#### Dataset records:
-- Start --

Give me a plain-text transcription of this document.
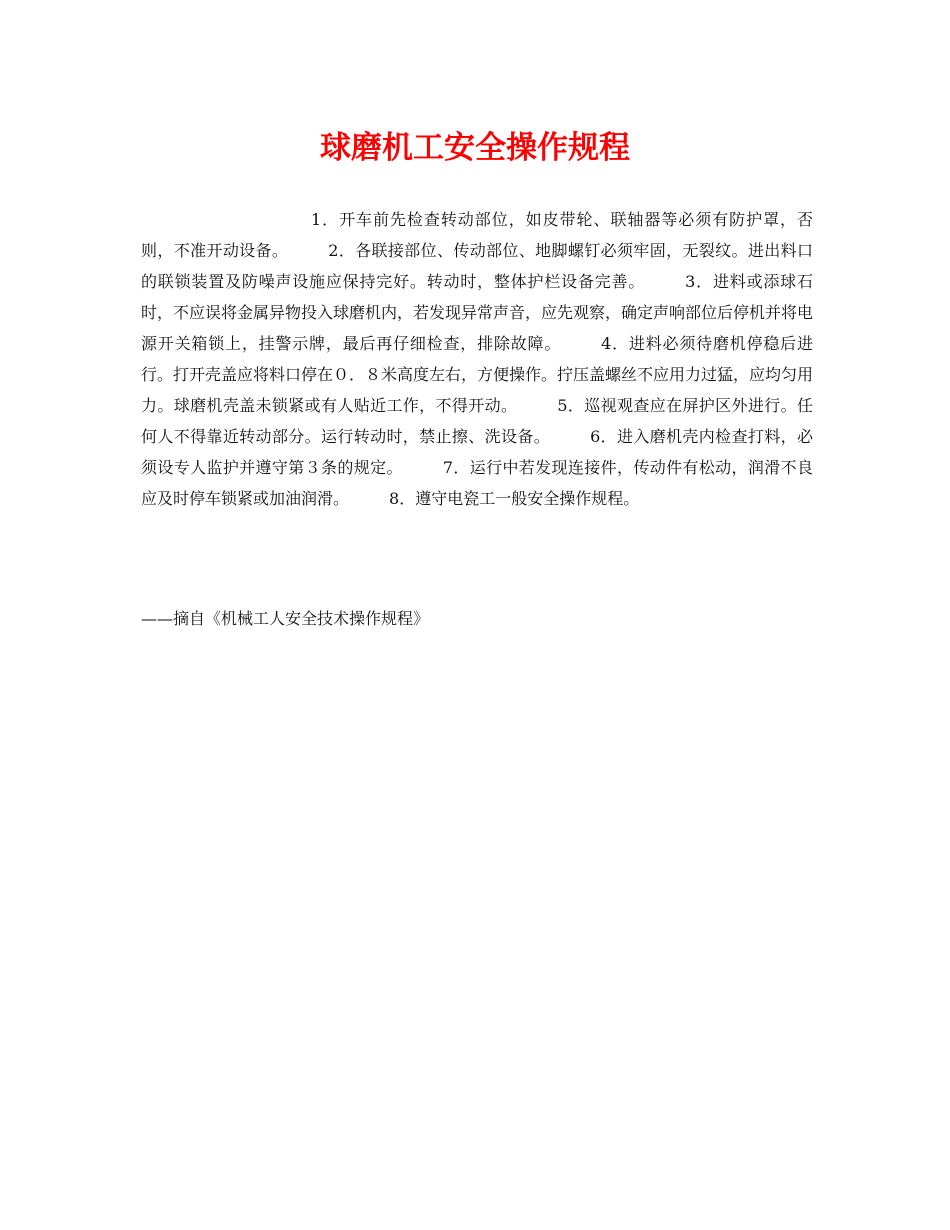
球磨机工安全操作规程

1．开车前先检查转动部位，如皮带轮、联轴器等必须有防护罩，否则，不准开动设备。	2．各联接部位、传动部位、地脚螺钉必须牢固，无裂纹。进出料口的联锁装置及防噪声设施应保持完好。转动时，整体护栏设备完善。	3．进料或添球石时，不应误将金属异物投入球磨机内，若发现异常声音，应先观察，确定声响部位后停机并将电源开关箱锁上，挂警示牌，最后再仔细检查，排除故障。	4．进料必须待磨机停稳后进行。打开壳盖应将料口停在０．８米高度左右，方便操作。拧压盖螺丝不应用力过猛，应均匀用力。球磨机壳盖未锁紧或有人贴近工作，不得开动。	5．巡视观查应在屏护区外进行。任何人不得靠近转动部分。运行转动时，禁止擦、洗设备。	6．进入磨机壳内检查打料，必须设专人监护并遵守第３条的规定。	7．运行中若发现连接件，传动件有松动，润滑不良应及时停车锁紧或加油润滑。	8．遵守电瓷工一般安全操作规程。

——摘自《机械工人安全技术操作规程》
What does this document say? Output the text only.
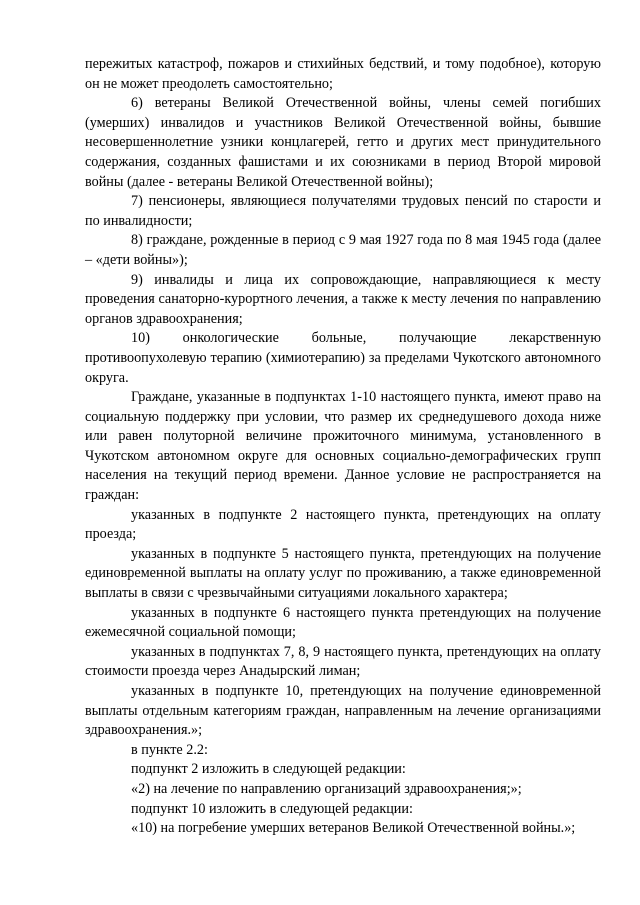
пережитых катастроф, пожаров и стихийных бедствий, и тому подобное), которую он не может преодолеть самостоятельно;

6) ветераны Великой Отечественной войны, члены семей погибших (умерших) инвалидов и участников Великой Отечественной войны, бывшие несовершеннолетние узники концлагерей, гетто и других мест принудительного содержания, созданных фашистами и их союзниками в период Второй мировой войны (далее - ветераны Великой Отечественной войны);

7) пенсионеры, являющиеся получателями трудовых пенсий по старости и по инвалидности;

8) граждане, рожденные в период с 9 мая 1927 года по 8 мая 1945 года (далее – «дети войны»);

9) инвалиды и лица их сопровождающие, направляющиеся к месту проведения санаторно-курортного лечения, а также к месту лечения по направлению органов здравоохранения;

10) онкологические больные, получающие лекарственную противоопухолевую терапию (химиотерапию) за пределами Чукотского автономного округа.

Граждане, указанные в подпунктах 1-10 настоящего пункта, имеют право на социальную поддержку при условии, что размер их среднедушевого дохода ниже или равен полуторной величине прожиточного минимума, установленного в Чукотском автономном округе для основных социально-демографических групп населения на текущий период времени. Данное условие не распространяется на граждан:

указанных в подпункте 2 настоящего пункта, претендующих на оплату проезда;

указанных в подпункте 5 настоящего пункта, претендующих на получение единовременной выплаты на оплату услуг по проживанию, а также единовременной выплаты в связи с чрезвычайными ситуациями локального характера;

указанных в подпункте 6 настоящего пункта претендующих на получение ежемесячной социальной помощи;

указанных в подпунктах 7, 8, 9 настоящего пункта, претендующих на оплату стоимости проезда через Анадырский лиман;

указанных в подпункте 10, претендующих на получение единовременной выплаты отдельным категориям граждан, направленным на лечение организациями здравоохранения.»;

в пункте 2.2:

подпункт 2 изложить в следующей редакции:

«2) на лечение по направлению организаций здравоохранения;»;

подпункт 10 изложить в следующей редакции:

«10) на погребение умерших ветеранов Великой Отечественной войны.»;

-- End --

#### What is expected:
Copy out every line of the material above exactly, skipping the pictures.

#### Output of the task:
Give me a plain-text transcription of this document.
球磨机工安全操作规程

1．开车前先检查转动部位，如皮带轮、联轴器等必须有防护罩，否则，不准开动设备。	2．各联接部位、传动部位、地脚螺钉必须牢固，无裂纹。进出料口的联锁装置及防噪声设施应保持完好。转动时，整体护栏设备完善。	3．进料或添球石时，不应误将金属异物投入球磨机内，若发现异常声音，应先观察，确定声响部位后停机并将电源开关箱锁上，挂警示牌，最后再仔细检查，排除故障。	4．进料必须待磨机停稳后进行。打开壳盖应将料口停在０．８米高度左右，方便操作。拧压盖螺丝不应用力过猛，应均匀用力。球磨机壳盖未锁紧或有人贴近工作，不得开动。	5．巡视观查应在屏护区外进行。任何人不得靠近转动部分。运行转动时，禁止擦、洗设备。	6．进入磨机壳内检查打料，必须设专人监护并遵守第３条的规定。	7．运行中若发现连接件，传动件有松动，润滑不良应及时停车锁紧或加油润滑。	8．遵守电瓷工一般安全操作规程。

——摘自《机械工人安全技术操作规程》
What does this document say? Output the text only.
пережитых катастроф, пожаров и стихийных бедствий, и тому подобное), которую он не может преодолеть самостоятельно;

6) ветераны Великой Отечественной войны, члены семей погибших (умерших) инвалидов и участников Великой Отечественной войны, бывшие несовершеннолетние узники концлагерей, гетто и других мест принудительного содержания, созданных фашистами и их союзниками в период Второй мировой войны (далее - ветераны Великой Отечественной войны);

7) пенсионеры, являющиеся получателями трудовых пенсий по старости и по инвалидности;

8) граждане, рожденные в период с 9 мая 1927 года по 8 мая 1945 года (далее – «дети войны»);

9) инвалиды и лица их сопровождающие, направляющиеся к месту проведения санаторно-курортного лечения, а также к месту лечения по направлению органов здравоохранения;

10) онкологические больные, получающие лекарственную противоопухолевую терапию (химиотерапию) за пределами Чукотского автономного округа.

Граждане, указанные в подпунктах 1-10 настоящего пункта, имеют право на социальную поддержку при условии, что размер их среднедушевого дохода ниже или равен полуторной величине прожиточного минимума, установленного в Чукотском автономном округе для основных социально-демографических групп населения на текущий период времени. Данное условие не распространяется на граждан:

указанных в подпункте 2 настоящего пункта, претендующих на оплату проезда;

указанных в подпункте 5 настоящего пункта, претендующих на получение единовременной выплаты на оплату услуг по проживанию, а также единовременной выплаты в связи с чрезвычайными ситуациями локального характера;

указанных в подпункте 6 настоящего пункта претендующих на получение ежемесячной социальной помощи;

указанных в подпунктах 7, 8, 9 настоящего пункта, претендующих на оплату стоимости проезда через Анадырский лиман;

указанных в подпункте 10, претендующих на получение единовременной выплаты отдельным категориям граждан, направленным на лечение организациями здравоохранения.»;

в пункте 2.2:

подпункт 2 изложить в следующей редакции:

«2) на лечение по направлению организаций здравоохранения;»;

подпункт 10 изложить в следующей редакции:

«10) на погребение умерших ветеранов Великой Отечественной войны.»;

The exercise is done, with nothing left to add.